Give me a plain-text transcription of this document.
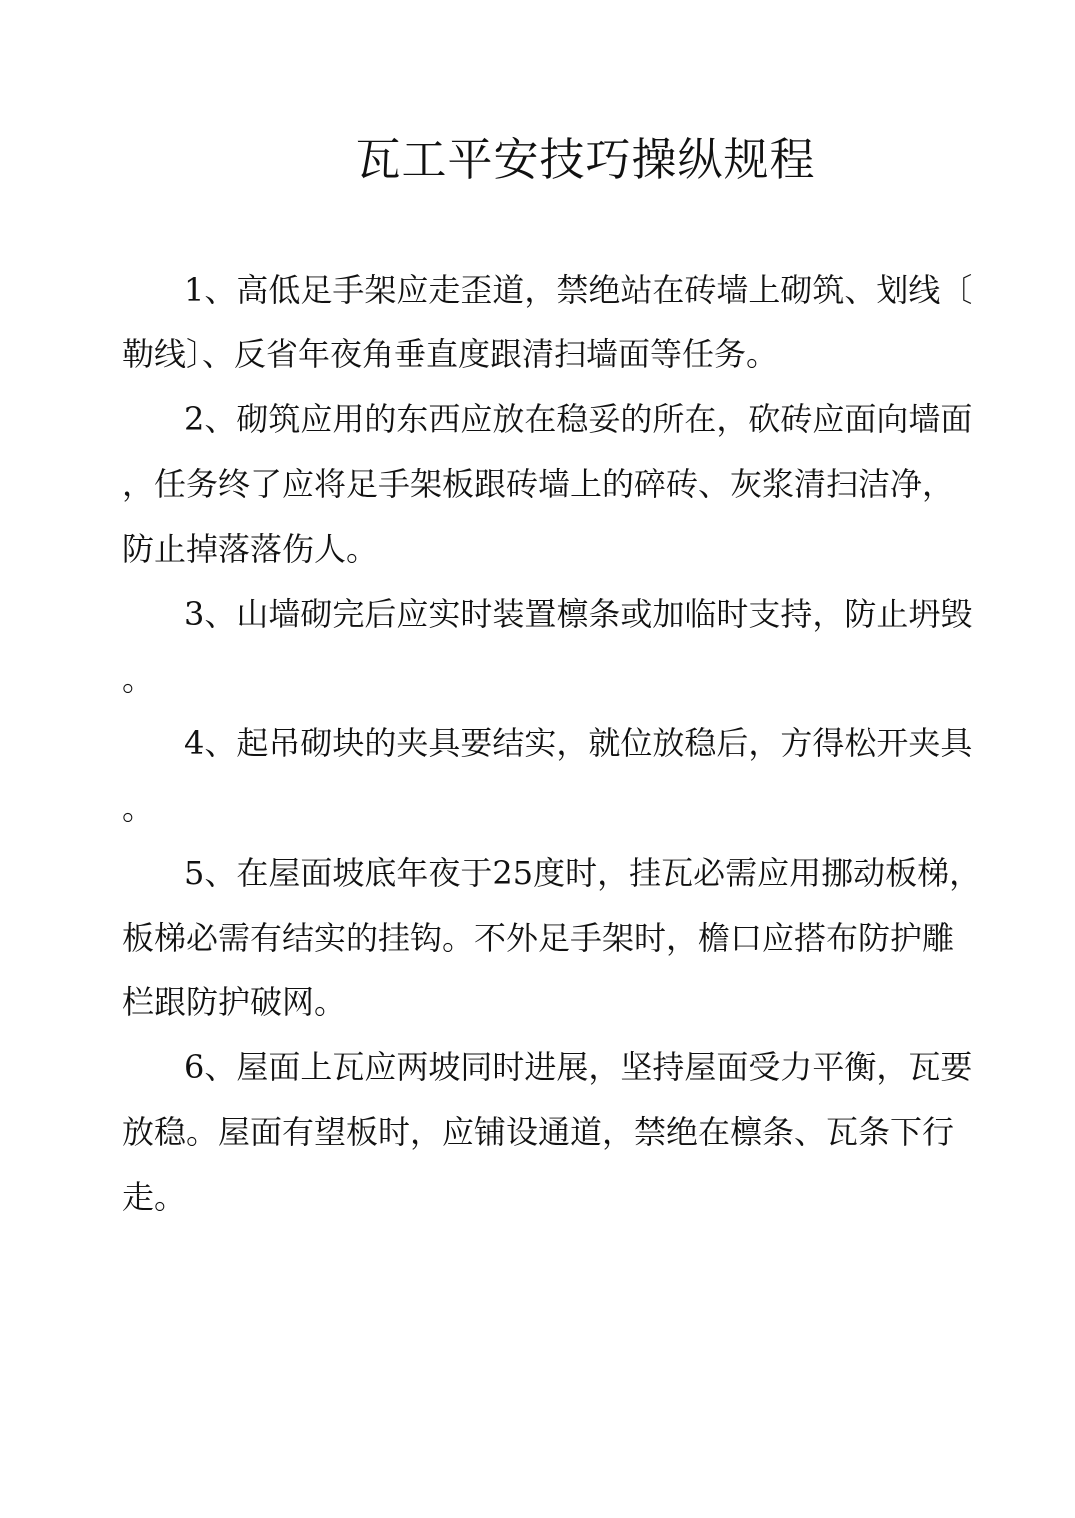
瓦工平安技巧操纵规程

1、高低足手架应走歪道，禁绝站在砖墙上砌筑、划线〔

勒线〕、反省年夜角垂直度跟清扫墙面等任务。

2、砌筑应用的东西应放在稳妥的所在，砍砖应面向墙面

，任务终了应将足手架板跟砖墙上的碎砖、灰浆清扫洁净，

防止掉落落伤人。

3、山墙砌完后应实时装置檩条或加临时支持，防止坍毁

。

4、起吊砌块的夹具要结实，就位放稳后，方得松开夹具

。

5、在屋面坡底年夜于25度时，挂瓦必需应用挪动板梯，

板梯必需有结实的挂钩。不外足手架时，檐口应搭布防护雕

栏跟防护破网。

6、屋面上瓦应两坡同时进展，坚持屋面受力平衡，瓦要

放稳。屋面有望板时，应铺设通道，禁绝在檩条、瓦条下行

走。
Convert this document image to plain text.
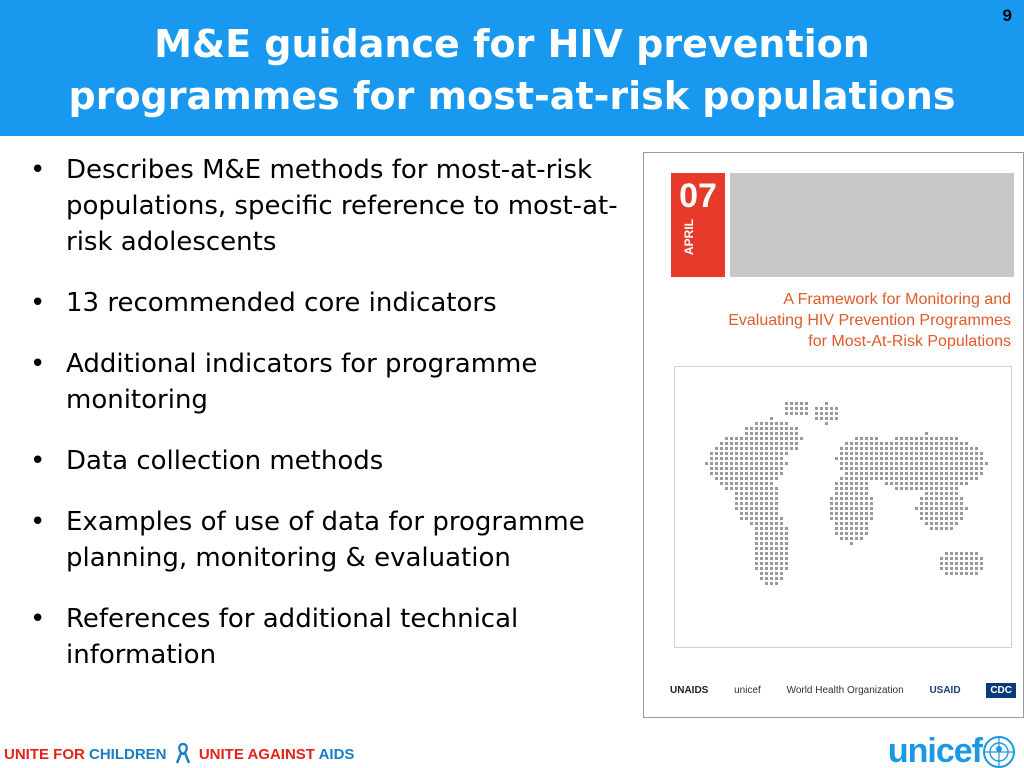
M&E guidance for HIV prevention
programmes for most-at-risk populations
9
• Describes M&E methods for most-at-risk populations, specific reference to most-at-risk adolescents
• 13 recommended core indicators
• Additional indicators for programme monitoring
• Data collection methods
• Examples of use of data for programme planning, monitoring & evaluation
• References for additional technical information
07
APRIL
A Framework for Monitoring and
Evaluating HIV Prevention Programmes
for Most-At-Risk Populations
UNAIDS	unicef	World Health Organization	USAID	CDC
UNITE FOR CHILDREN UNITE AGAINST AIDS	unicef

※

EXERCISE DETAILS — Working from the entries above, return all lines that contain "indicators".

EXERCISE ANSWER —
• 13 recommended core indicators
• Additional indicators for programme monitoring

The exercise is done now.